>>>

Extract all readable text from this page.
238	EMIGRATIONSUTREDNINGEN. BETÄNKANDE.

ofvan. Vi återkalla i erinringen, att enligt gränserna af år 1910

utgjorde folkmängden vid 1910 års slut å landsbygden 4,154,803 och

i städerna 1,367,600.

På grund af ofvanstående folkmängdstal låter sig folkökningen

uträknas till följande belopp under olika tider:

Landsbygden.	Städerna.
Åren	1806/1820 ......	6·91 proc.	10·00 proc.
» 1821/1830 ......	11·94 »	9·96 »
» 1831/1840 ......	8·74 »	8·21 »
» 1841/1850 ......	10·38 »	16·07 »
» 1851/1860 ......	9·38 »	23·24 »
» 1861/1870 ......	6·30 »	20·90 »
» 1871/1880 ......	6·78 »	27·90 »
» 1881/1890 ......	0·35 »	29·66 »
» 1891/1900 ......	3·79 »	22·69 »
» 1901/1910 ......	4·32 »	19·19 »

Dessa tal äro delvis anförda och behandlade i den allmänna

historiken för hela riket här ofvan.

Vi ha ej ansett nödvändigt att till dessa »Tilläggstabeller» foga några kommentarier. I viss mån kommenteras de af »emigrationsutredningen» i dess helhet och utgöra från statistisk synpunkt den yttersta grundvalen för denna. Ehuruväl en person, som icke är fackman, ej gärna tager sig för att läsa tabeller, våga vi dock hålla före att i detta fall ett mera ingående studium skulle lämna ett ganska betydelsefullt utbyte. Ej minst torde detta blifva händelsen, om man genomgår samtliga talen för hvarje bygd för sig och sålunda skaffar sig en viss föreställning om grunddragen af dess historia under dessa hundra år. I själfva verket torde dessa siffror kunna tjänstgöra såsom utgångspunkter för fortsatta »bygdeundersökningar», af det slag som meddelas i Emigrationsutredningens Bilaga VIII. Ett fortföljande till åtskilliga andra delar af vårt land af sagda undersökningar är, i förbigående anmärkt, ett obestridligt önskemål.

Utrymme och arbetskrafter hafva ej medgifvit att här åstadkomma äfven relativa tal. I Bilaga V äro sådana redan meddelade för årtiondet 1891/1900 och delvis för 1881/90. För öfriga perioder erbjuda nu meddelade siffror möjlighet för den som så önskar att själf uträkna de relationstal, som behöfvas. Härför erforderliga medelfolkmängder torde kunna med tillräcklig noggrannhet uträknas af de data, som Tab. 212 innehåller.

<<<

Exercise description:
In the entries above, find each line with the string "uträknas" and copy it.

Task answer:
uträknas till följande belopp under olika tider:
Utrymme och arbetskrafter hafva ej medgifvit att här åstadkomma äfven relativa tal. I Bilaga V äro sådana redan meddelade för årtiondet 1891/1900 och delvis för 1881/90. För öfriga perioder erbjuda nu meddelade siffror möjlighet för den som så önskar att själf uträkna de relationstal, som behöfvas. Härför erforderliga medelfolkmängder torde kunna med tillräcklig noggrannhet uträknas af de data, som Tab. 212 innehåller.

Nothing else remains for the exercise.